Dostarczone pozycje =
◇ ◇ ◇

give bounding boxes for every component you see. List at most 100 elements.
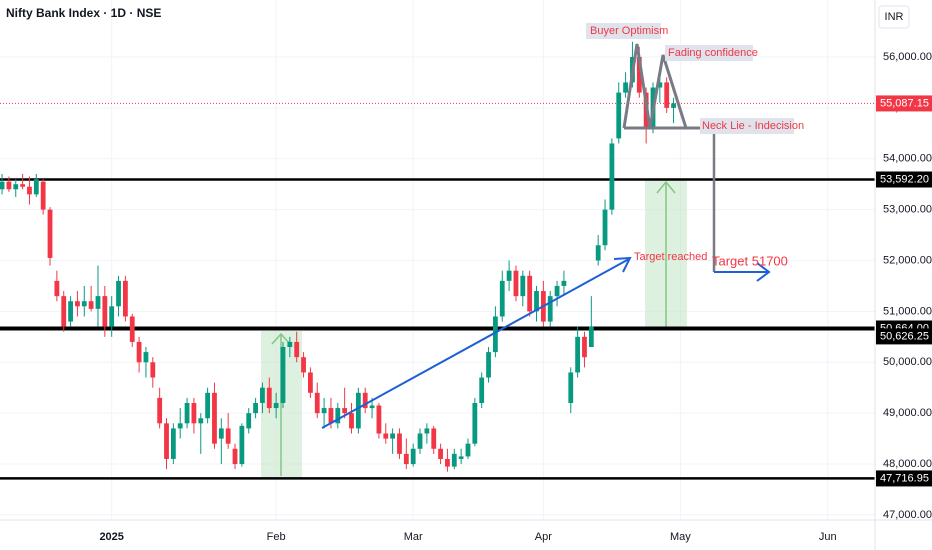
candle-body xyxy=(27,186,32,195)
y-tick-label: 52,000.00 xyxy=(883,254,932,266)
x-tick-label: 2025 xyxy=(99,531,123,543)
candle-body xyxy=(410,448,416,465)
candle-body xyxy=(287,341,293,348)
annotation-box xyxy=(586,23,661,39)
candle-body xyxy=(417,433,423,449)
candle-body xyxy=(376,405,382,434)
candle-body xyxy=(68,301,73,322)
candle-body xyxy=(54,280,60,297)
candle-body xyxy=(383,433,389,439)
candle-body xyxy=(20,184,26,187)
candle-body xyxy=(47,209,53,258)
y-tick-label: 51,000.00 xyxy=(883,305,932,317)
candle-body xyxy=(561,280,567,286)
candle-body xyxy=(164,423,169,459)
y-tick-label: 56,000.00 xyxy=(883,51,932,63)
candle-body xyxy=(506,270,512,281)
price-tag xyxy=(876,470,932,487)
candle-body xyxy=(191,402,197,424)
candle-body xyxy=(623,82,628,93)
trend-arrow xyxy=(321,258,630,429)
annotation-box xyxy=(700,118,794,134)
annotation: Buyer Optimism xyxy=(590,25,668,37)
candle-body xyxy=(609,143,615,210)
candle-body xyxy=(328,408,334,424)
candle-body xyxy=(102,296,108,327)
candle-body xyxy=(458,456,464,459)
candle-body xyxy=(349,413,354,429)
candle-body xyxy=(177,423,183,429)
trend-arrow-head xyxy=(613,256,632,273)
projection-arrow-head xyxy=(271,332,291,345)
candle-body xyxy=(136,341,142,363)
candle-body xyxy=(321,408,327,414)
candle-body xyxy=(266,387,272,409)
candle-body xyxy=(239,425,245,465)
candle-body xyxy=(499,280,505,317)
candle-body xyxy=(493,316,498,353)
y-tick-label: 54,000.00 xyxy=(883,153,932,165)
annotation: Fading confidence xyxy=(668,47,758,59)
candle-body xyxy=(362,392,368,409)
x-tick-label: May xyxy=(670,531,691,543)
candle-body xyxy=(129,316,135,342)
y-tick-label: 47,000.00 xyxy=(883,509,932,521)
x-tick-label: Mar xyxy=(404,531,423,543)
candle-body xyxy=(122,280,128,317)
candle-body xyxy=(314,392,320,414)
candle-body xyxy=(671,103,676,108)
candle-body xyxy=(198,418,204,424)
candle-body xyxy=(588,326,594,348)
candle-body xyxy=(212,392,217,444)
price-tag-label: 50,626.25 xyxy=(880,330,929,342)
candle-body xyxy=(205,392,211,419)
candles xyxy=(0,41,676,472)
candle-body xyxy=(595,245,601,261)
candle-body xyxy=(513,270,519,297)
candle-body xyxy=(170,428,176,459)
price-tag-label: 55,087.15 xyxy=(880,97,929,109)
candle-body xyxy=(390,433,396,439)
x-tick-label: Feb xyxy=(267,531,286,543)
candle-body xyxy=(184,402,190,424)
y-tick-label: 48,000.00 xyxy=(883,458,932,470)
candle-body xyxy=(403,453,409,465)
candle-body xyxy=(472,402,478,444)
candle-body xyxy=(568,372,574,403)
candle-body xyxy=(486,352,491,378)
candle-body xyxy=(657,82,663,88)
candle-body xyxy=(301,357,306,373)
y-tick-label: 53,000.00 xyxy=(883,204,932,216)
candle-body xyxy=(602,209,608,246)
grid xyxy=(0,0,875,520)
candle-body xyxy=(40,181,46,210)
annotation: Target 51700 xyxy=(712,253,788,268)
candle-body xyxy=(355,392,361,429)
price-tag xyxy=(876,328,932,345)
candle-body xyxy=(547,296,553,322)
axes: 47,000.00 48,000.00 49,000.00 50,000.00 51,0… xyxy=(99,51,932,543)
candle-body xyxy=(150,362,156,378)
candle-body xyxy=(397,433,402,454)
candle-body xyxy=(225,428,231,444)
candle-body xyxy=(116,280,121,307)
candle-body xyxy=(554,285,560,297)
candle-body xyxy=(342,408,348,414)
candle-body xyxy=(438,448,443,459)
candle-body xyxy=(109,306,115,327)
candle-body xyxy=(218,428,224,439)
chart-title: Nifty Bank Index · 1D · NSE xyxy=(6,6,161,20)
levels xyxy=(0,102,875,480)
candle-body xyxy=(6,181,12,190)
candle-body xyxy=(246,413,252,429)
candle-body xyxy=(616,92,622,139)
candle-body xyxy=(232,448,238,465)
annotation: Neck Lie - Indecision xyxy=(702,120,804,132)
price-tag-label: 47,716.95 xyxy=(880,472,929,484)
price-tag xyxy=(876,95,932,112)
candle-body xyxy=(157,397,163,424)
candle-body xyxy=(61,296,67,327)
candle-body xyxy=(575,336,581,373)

◇ ◇ ◇

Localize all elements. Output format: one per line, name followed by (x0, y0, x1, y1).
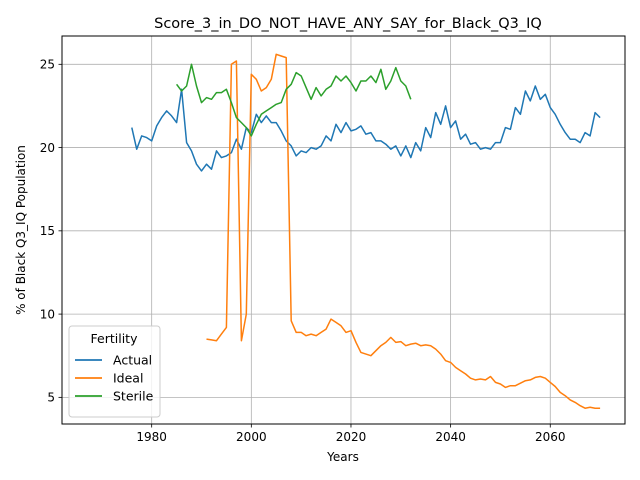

◇ ◇ ◇

Podaj ponownie, bez żadnych zmian, fragment od wiersza zawierającego „give bounding boxes” aż do wiersza zawierającego „candle-body xyxy=(177,423,183,429)”, z oboma tymi wierszami włącznie. Obrazy pomiń w odpowiedzi.

give bounding boxes for every component you see. List at most 100 elements.
candle-body xyxy=(27,186,32,195)
y-tick-label: 52,000.00 xyxy=(883,254,932,266)
x-tick-label: 2025 xyxy=(99,531,123,543)
candle-body xyxy=(410,448,416,465)
candle-body xyxy=(287,341,293,348)
annotation-box xyxy=(586,23,661,39)
candle-body xyxy=(417,433,423,449)
candle-body xyxy=(376,405,382,434)
candle-body xyxy=(68,301,73,322)
candle-body xyxy=(54,280,60,297)
candle-body xyxy=(383,433,389,439)
candle-body xyxy=(20,184,26,187)
candle-body xyxy=(47,209,53,258)
y-tick-label: 51,000.00 xyxy=(883,305,932,317)
candle-body xyxy=(561,280,567,286)
candle-body xyxy=(164,423,169,459)
y-tick-label: 56,000.00 xyxy=(883,51,932,63)
candle-body xyxy=(506,270,512,281)
price-tag xyxy=(876,470,932,487)
candle-body xyxy=(191,402,197,424)
candle-body xyxy=(623,82,628,93)
trend-arrow xyxy=(321,258,630,429)
annotation-box xyxy=(700,118,794,134)
annotation: Buyer Optimism xyxy=(590,25,668,37)
candle-body xyxy=(609,143,615,210)
candle-body xyxy=(328,408,334,424)
candle-body xyxy=(102,296,108,327)
candle-body xyxy=(458,456,464,459)
candle-body xyxy=(349,413,354,429)
candle-body xyxy=(177,423,183,429)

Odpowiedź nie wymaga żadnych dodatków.